## Request:
Find the word "Autres" in the data. Return every line where it appears.

## Exercise input:
* BEGIN *

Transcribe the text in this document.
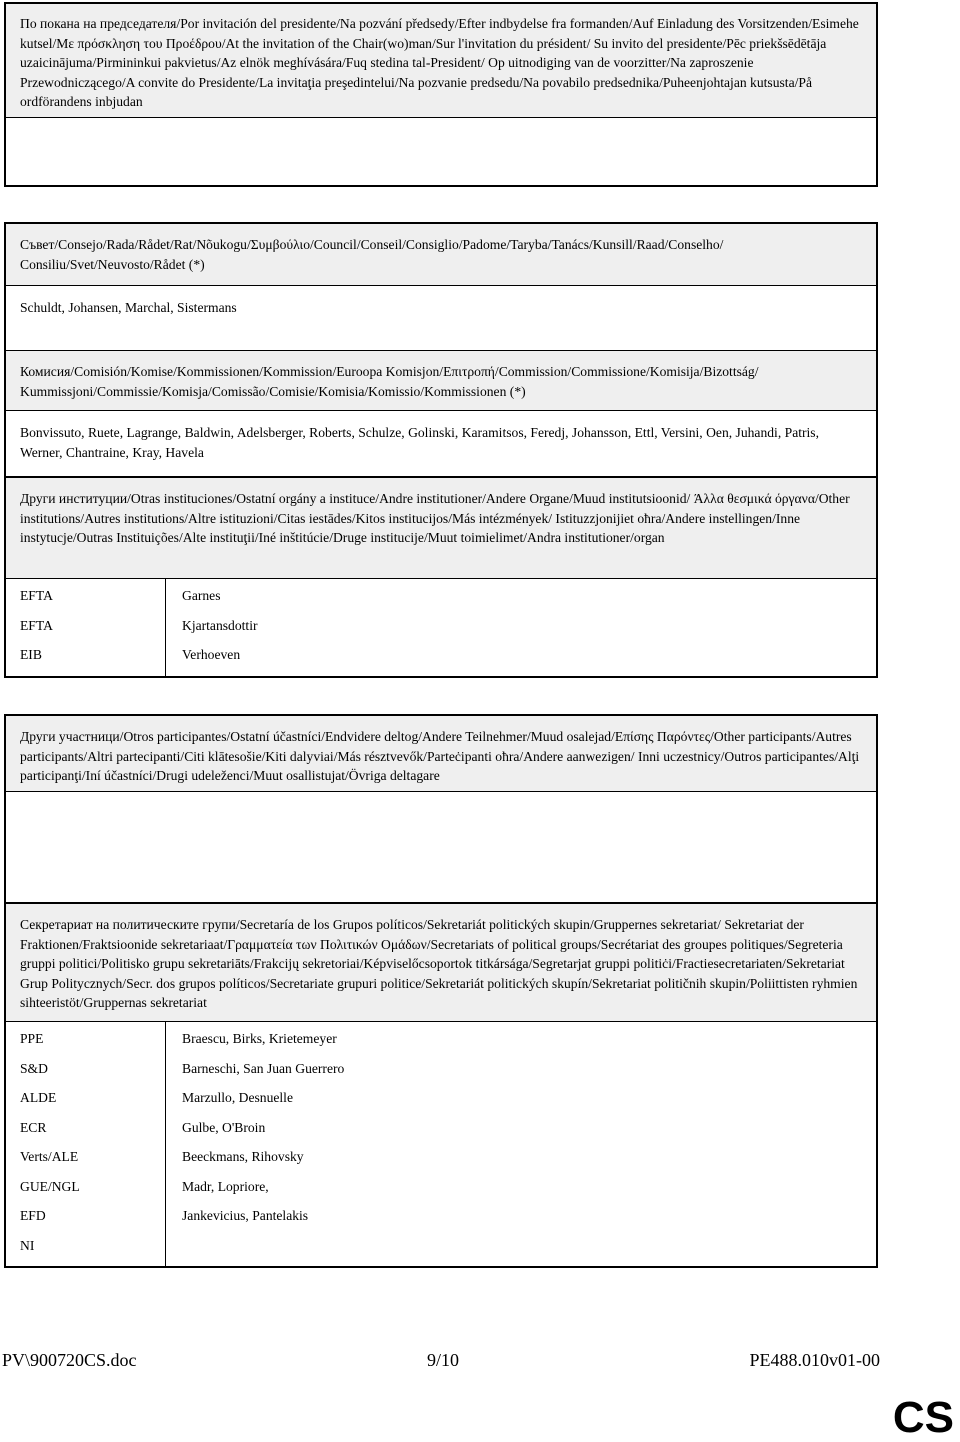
По покана на председателя/Por invitación del presidente/Na pozvání předsedy/Efter indbydelse fra formanden/Auf Einladung des Vorsitzenden/Esimehe kutsel/Με πρόσκληση του Προέδρου/At the invitation of the Chair(wo)man/Sur l'invitation du président/ Su invito del presidente/Pēc priekšsēdētāja uzaicinājuma/Pirmininkui pakvietus/Az elnök meghívására/Fuq stedina tal-President/ Op uitnodiging van de voorzitter/Na zaproszenie Przewodniczącego/A convite do Presidente/La invitaţia preşedintelui/Na pozvanie predsedu/Na povabilo predsednika/Puheenjohtajan kutsusta/På ordförandens inbjudan
Съвет/Consejo/Rada/Rådet/Rat/Nõukogu/Συμβούλιο/Council/Conseil/Consiglio/Padome/Taryba/Tanács/Kunsill/Raad/Conselho/ Consiliu/Svet/Neuvosto/Rådet (*)
Schuldt, Johansen, Marchal, Sistermans
Комисия/Comisión/Komise/Kommissionen/Kommission/Euroopa Komisjon/Επιτροπή/Commission/Commissione/Komisija/Bizottság/ Kummissjoni/Commissie/Komisja/Comissão/Comisie/Komisia/Komissio/Kommissionen (*)
Bonvissuto, Ruete, Lagrange, Baldwin, Adelsberger, Roberts, Schulze, Golinski, Karamitsos, Feredj, Johansson, Ettl, Versini, Oen, Juhandi, Patris, Werner, Chantraine, Kray, Havela
Други институции/Otras instituciones/Ostatní orgány a instituce/Andre institutioner/Andere Organe/Muud institutsioonid/ Άλλα θεσμικά όργανα/Other institutions/Autres institutions/Altre istituzioni/Citas iestādes/Kitos institucijos/Más intézmények/ Istituzzjonijiet oħra/Andere instellingen/Inne instytucje/Outras Instituições/Alte instituţii/Iné inštitúcie/Druge institucije/Muut toimielimet/Andra institutioner/organ
EFTA
EFTA
EIB
Garnes
Kjartansdottir
Verhoeven
Други участници/Otros participantes/Ostatní účastníci/Endvidere deltog/Andere Teilnehmer/Muud osalejad/Επίσης Παρόντες/Other participants/Autres participants/Altri partecipanti/Citi klātesošie/Kiti dalyviai/Más résztvevők/Parteċipanti oħra/Andere aanwezigen/ Inni uczestnicy/Outros participantes/Alţi participanţi/Iní účastníci/Drugi udeleženci/Muut osallistujat/Övriga deltagare
Секретариат на политическите групи/Secretaría de los Grupos políticos/Sekretariát politických skupin/Gruppernes sekretariat/ Sekretariat der Fraktionen/Fraktsioonide sekretariaat/Γραμματεία των Πολιτικών Ομάδων/Secretariats of political groups/Secrétariat des groupes politiques/Segreteria gruppi politici/Politisko grupu sekretariāts/Frakcijų sekretoriai/Képviselőcsoportok titkársága/Segretarjat gruppi politiċi/Fractiesecretariaten/Sekretariat Grup Politycznych/Secr. dos grupos políticos/Secretariate grupuri politice/Sekretariát politických skupín/Sekretariat političnih skupin/Poliittisten ryhmien sihteeristöt/Gruppernas sekretariat
PPE
S&D
ALDE
ECR
Verts/ALE
GUE/NGL
EFD
NI
Braescu, Birks, Krietemeyer
Barneschi, San Juan Guerrero
Marzullo, Desnuelle
Gulbe, O'Broin
Beeckmans, Rihovsky
Madr, Lopriore,
Jankevicius, Pantelakis
PV\900720CS.doc	9/10	PE488.010v01-00
CS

* END *

## Exercise answer:
Други институции/Otras instituciones/Ostatní orgány a instituce/Andre institutioner/Andere Organe/Muud institutsioonid/ Άλλα θεσμικά όργανα/Other institutions/Autres institutions/Altre istituzioni/Citas iestādes/Kitos institucijos/Más intézmények/ Istituzzjonijiet oħra/Andere instellingen/Inne instytucje/Outras Instituições/Alte instituţii/Iné inštitúcie/Druge institucije/Muut toimielimet/Andra institutioner/organ
Други участници/Otros participantes/Ostatní účastníci/Endvidere deltog/Andere Teilnehmer/Muud osalejad/Επίσης Παρόντες/Other participants/Autres participants/Altri partecipanti/Citi klātesošie/Kiti dalyviai/Más résztvevők/Parteċipanti oħra/Andere aanwezigen/ Inni uczestnicy/Outros participantes/Alţi participanţi/Iní účastníci/Drugi udeleženci/Muut osallistujat/Övriga deltagare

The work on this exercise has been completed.